- **Dataset content**

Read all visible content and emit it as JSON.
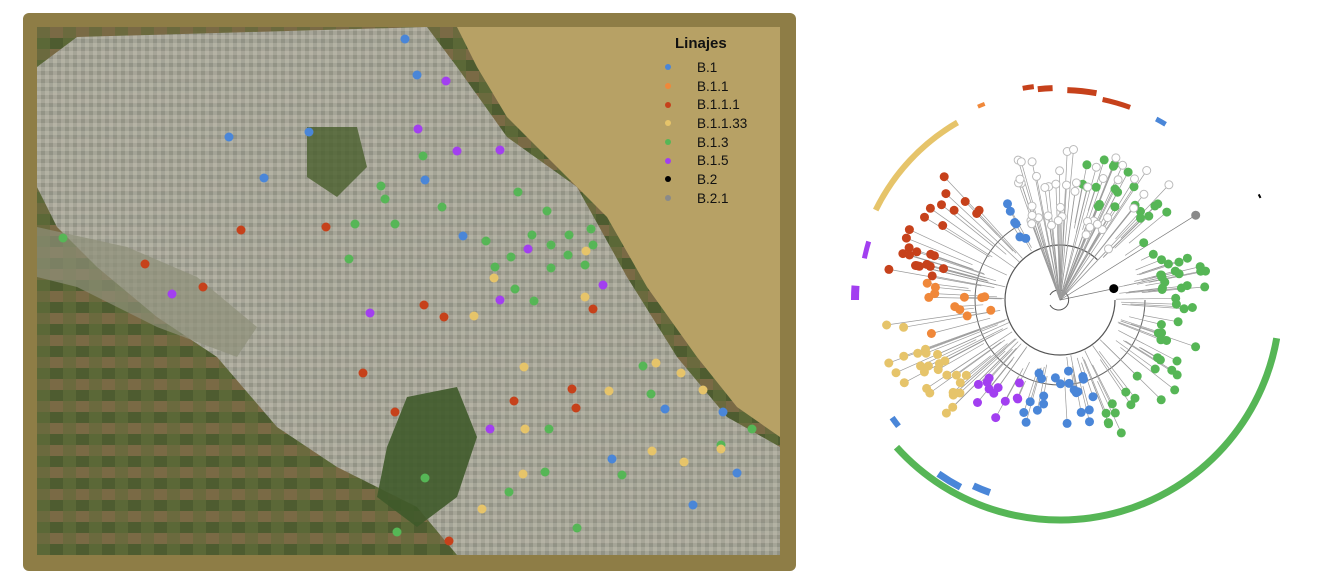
{
  "legend": {
    "title": "Linajes",
    "items": [
      {
        "label": "B.1",
        "color": "#4a86d8"
      },
      {
        "label": "B.1.1",
        "color": "#f0883a"
      },
      {
        "label": "B.1.1.1",
        "color": "#c6411b"
      },
      {
        "label": "B.1.1.33",
        "color": "#e6c46a"
      },
      {
        "label": "B.1.3",
        "color": "#56b656"
      },
      {
        "label": "B.1.5",
        "color": "#a23ff0"
      },
      {
        "label": "B.2",
        "color": "#000000"
      },
      {
        "label": "B.2.1",
        "color": "#8a8a8a"
      }
    ]
  },
  "colors": {
    "frame": "#8e7d46",
    "river": "#b7a165",
    "urban": "#a8a79b",
    "rural": "#5e6a3a",
    "tree_branch": "#9a9a9a"
  }
}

- **Given problem**
Give every line back word for word and leave the pictures out.

- **Written solution**
Read all visible content and emit it as JSON.
{
  "legend": {
    "title": "Linajes",
    "items": [
      {
        "label": "B.1",
        "color": "#4a86d8"
      },
      {
        "label": "B.1.1",
        "color": "#f0883a"
      },
      {
        "label": "B.1.1.1",
        "color": "#c6411b"
      },
      {
        "label": "B.1.1.33",
        "color": "#e6c46a"
      },
      {
        "label": "B.1.3",
        "color": "#56b656"
      },
      {
        "label": "B.1.5",
        "color": "#a23ff0"
      },
      {
        "label": "B.2",
        "color": "#000000"
      },
      {
        "label": "B.2.1",
        "color": "#8a8a8a"
      }
    ]
  },
  "colors": {
    "frame": "#8e7d46",
    "river": "#b7a165",
    "urban": "#a8a79b",
    "rural": "#5e6a3a",
    "tree_branch": "#9a9a9a"
  }
}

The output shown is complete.